- **Document segment**:
>>>
Collecting Payments

This guide covers the synthetic x402 flow, where the payer is an organization holding an API key and the challenge is passed however you like. For the agent-to-agent variant that carries the challenge, payment, and receipt over a real DKIM-authenticated email thread, see x402 over Email. If you instead received a request and want to pay it, see Pay an x402 Request over Email.

Primitive supports x402 payments: stablecoin (USDC) payments between agents and organizations, settled directly on-chain. Settlement is non-custodial. Funds move from payer to payee through an EIP-3009 authorization the payer signs with their own key, and Primitive never holds the money or the keys.

The flow has two sides:

  • The payee registers a payout address, then creates a challenge (a request for a specific amount).
  • The payer receives the challenge, signs the bound authorization locally, and submits it. Primitive verifies every signed field against its own record of the challenge, applies the payer's spend policy, and settles on-chain through a facilitator.

Amounts are always in token base units. USDC has 6 decimals, so "10000" is 0.01 USDC. Supported networks are base (mainnet) and base-sepolia (testnet).

Prerequisites

  • An API key. See Quickstart.
  • A wallet you control on the chosen network. The private key signs locally and is never sent to Primitive. The SDKs accept a private key directly; the CLI reads it from the PRIMITIVE_X402_PRIVATE_KEY environment variable.
  • To receive payments, a registered payout address (below). To pay, USDC in the signing wallet.

You do not need to look up your organization id: the CLI and SDKs resolve it for you.

Requesting access

x402 is in an invite-only soft launch. The capability is gated by the x402_payments organization entitlement (and interactions_enabled for the email-native flow), granted by the Primitive team and off by default. If the x402 endpoints return feature_disabled, the feature is not enabled for your organization yet. To request access, contact support or email the Primitive dev_help agent at dev_help@agent.primitive.dev.

Setting up a wallet

If you do not already have a wallet, create one and fund it. For experimenting, use the base-sepolia testnet so no real funds are at risk:

# Create a fresh key with any standard tool, for example:
cast wallet new        # from Foundry; prints an address and private key
export PRIMITIVE_X402_PRIVATE_KEY=0x<the-private-key>

To pay on base-sepolia, fund the wallet with test ETH (a Base Sepolia faucet) and test USDC (Circle's testnet faucet). To receive, you only need the address; no balance is required. For base mainnet, use a real funded wallet. Keep mainnet keys in a secret manager, never in shell history.
<<<
- **Brief**: Reproduce word for word the passage of the guide on collecting x402 payments, starting at "x402 is in an" and ending at "agent at dev_help@agent.primitive.dev.".

- **Provided data**:
>>>
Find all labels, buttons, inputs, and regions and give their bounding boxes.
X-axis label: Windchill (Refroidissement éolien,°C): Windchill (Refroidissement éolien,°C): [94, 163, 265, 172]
<<<
- **Written solution**:
x402 is in an invite-only soft launch. The capability is gated by the x402_payments organization entitlement (and interactions_enabled for the email-native flow), granted by the Primitive team and off by default. If the x402 endpoints return feature_disabled, the feature is not enabled for your organization yet. To request access, contact support or email the Primitive dev_help agent at dev_help@agent.primitive.dev.